Lines that hold the word "NADIM" should be located and copied.

---- DATA FOR THIS TASK

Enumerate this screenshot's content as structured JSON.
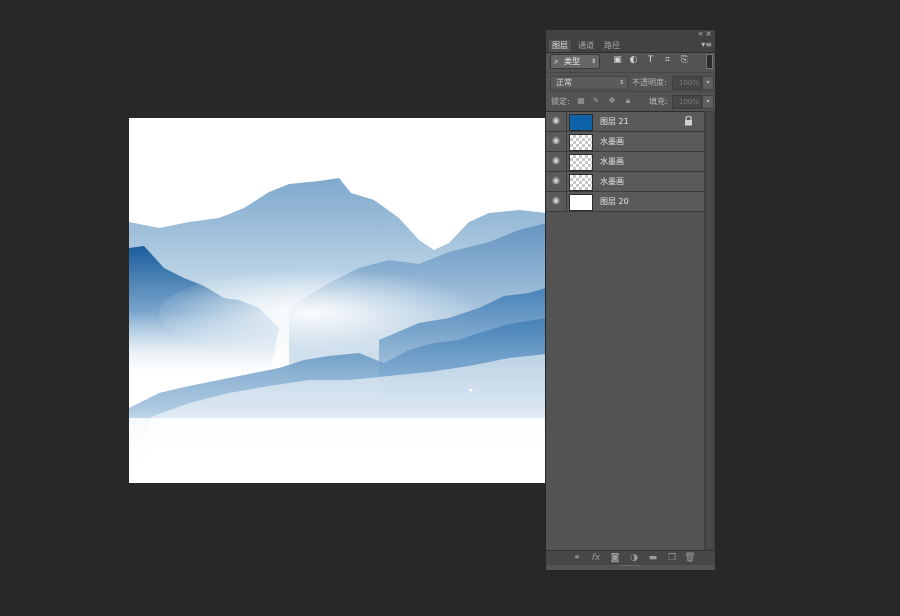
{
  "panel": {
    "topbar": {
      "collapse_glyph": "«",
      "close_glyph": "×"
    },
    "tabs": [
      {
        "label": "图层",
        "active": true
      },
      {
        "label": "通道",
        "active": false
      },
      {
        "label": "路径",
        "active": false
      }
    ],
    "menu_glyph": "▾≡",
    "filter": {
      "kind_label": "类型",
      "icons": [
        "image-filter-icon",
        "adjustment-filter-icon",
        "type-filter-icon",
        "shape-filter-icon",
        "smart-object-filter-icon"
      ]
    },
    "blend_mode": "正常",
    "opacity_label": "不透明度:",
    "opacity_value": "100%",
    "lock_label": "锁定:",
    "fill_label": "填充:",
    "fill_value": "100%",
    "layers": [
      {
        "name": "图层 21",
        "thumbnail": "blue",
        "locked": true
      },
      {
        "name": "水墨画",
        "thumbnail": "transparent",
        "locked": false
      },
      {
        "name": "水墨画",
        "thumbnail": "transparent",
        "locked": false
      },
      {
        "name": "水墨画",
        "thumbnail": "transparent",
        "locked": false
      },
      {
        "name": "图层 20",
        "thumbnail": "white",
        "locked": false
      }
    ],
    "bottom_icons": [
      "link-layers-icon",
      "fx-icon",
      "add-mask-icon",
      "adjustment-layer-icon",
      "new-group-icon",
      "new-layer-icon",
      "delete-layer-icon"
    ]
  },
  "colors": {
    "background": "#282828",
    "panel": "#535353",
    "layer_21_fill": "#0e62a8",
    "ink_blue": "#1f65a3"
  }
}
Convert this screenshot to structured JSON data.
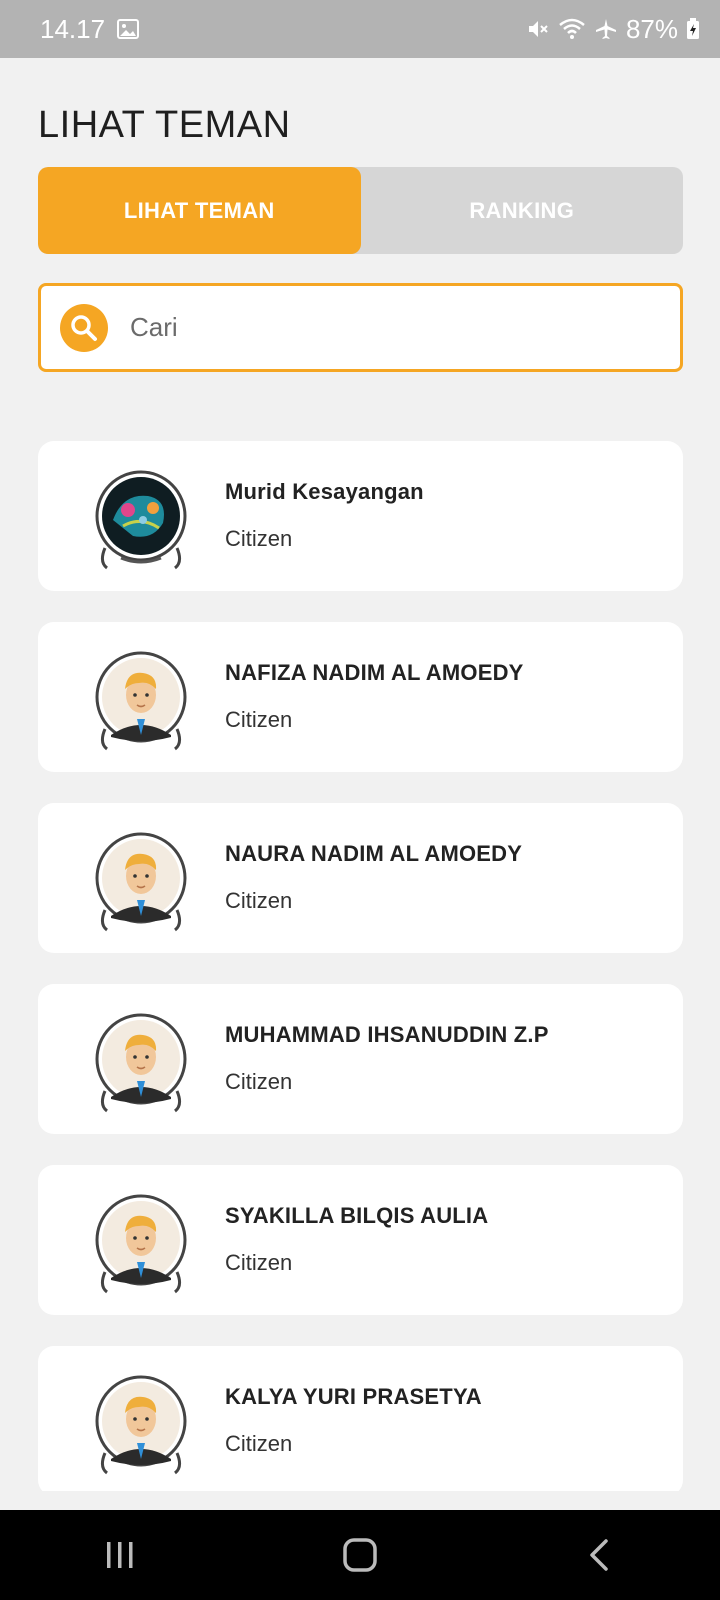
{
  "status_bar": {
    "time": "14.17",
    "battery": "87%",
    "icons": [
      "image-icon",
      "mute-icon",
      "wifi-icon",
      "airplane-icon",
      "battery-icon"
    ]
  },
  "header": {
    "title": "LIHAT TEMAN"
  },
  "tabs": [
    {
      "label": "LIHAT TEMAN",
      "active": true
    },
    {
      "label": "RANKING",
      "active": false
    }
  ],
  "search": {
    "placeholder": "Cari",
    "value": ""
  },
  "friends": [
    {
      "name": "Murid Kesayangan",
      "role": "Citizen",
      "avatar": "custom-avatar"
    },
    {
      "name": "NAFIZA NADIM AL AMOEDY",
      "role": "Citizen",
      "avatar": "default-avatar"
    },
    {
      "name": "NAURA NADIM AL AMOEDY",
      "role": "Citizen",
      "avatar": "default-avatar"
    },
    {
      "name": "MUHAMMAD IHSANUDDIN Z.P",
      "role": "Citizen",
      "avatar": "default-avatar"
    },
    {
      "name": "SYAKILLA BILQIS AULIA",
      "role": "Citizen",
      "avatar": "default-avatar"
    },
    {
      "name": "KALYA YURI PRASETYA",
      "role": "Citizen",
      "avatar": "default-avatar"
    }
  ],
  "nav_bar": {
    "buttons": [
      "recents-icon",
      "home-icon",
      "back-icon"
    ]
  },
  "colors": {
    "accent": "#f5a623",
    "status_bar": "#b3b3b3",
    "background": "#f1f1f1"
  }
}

--------

■ ANSWER IN FULL
      "name": "NAFIZA NADIM AL AMOEDY",
      "name": "NAURA NADIM AL AMOEDY",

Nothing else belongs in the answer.